-- EXERCISE MATERIAL start --
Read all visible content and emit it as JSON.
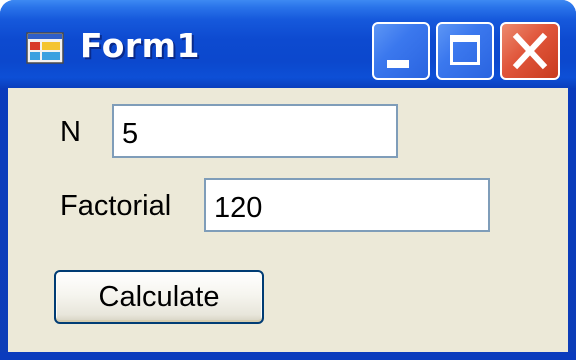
{
  "window": {
    "title": "Form1",
    "icon": "app-form-icon",
    "controls": {
      "minimize": "minimize-icon",
      "maximize": "maximize-icon",
      "close": "close-icon"
    },
    "colors": {
      "titlebar": "#0c48cd",
      "close_button": "#e0553a",
      "client_background": "#ece9d8",
      "textbox_border": "#7f9db9",
      "button_border": "#003c74"
    }
  },
  "form": {
    "n_label": "N",
    "n_value": "5",
    "factorial_label": "Factorial",
    "factorial_value": "120",
    "calculate_label": "Calculate"
  }
}
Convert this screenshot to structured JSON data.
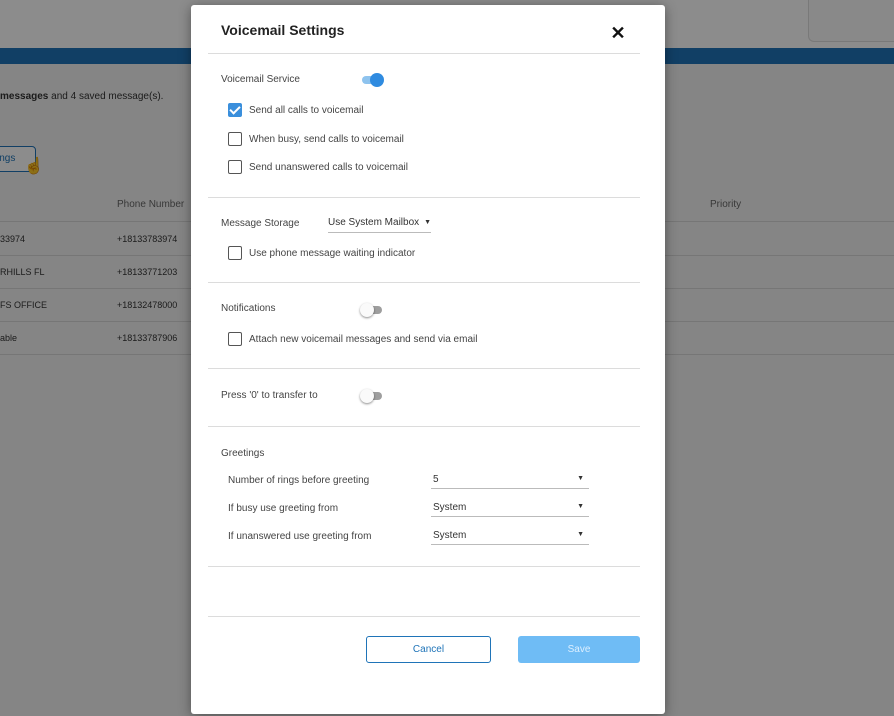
{
  "background": {
    "message_bold": "messages",
    "message_rest": " and 4 saved message(s).",
    "settings_button_fragment": "ings",
    "columns": {
      "phone_number": "Phone Number",
      "priority": "Priority"
    },
    "rows": [
      {
        "name": "33974",
        "phone": "+18133783974"
      },
      {
        "name": "RHILLS FL",
        "phone": "+18133771203"
      },
      {
        "name": "FS OFFICE",
        "phone": "+18132478000"
      },
      {
        "name": "able",
        "phone": "+18133787906"
      }
    ]
  },
  "modal": {
    "title": "Voicemail Settings",
    "close_glyph": "✕",
    "voicemail_service": {
      "label": "Voicemail Service",
      "enabled": true,
      "options": [
        {
          "label": "Send all calls to voicemail",
          "checked": true
        },
        {
          "label": "When busy, send calls to voicemail",
          "checked": false
        },
        {
          "label": "Send unanswered calls to voicemail",
          "checked": false
        }
      ]
    },
    "message_storage": {
      "label": "Message Storage",
      "value": "Use System Mailbox",
      "waiting_indicator": {
        "label": "Use phone message waiting indicator",
        "checked": false
      }
    },
    "notifications": {
      "label": "Notifications",
      "enabled": false,
      "attach": {
        "label": "Attach new voicemail messages and send via email",
        "checked": false
      }
    },
    "transfer": {
      "label": "Press '0' to transfer to",
      "enabled": false
    },
    "greetings": {
      "label": "Greetings",
      "rings": {
        "label": "Number of rings before greeting",
        "value": "5"
      },
      "busy": {
        "label": "If busy use greeting from",
        "value": "System"
      },
      "unanswered": {
        "label": "If unanswered use greeting from",
        "value": "System"
      }
    },
    "buttons": {
      "cancel": "Cancel",
      "save": "Save"
    }
  },
  "colors": {
    "accent": "#1f74b8",
    "checkbox_checked": "#3a8fdc",
    "toggle_on": "#2f8be0",
    "save_disabled": "#6fbcf5"
  },
  "icons": {
    "close": "close-icon",
    "caret": "chevron-down-icon",
    "check": "check-icon",
    "cursor": "hand-pointer-icon"
  }
}
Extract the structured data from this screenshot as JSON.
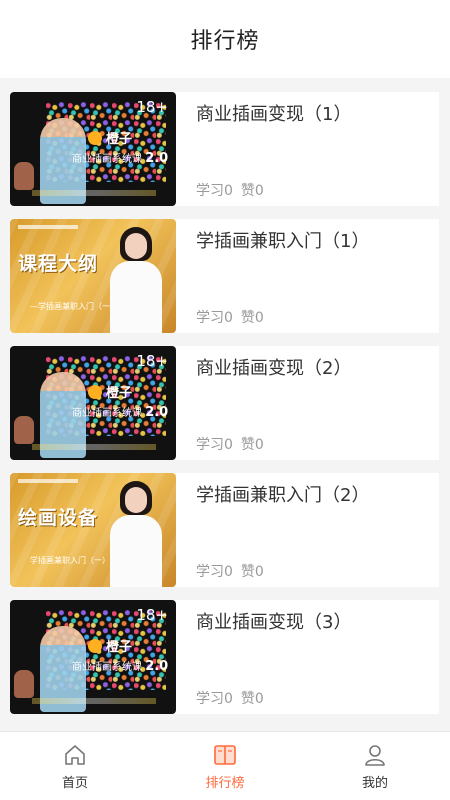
{
  "header": {
    "title": "排行榜"
  },
  "thumbnails": {
    "dark": {
      "badge": "18+",
      "brand": "橙子",
      "course_prefix": "商业插画系统课",
      "course_version": "2.0"
    },
    "gold1": {
      "big": "课程大纲",
      "sub": "—学插画兼职入门（一）"
    },
    "gold2": {
      "big": "绘画设备",
      "sub": "学插画兼职入门（一）"
    }
  },
  "items": [
    {
      "title": "商业插画变现（1）",
      "study": "学习0",
      "likes": "赞0"
    },
    {
      "title": "学插画兼职入门（1）",
      "study": "学习0",
      "likes": "赞0"
    },
    {
      "title": "商业插画变现（2）",
      "study": "学习0",
      "likes": "赞0"
    },
    {
      "title": "学插画兼职入门（2）",
      "study": "学习0",
      "likes": "赞0"
    },
    {
      "title": "商业插画变现（3）",
      "study": "学习0",
      "likes": "赞0"
    }
  ],
  "tabbar": {
    "tabs": [
      {
        "label": "首页",
        "icon": "home-icon"
      },
      {
        "label": "排行榜",
        "icon": "book-icon"
      },
      {
        "label": "我的",
        "icon": "user-icon"
      }
    ],
    "active_color": "#ff6a3d"
  }
}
-- EXERCISE MATERIAL end --
List each line of the records that holds the string "学插画兼职入门".

      "sub": "—学插画兼职入门（一）"
      "sub": "学插画兼职入门（一）"
      "title": "学插画兼职入门（1）",
      "title": "学插画兼职入门（2）",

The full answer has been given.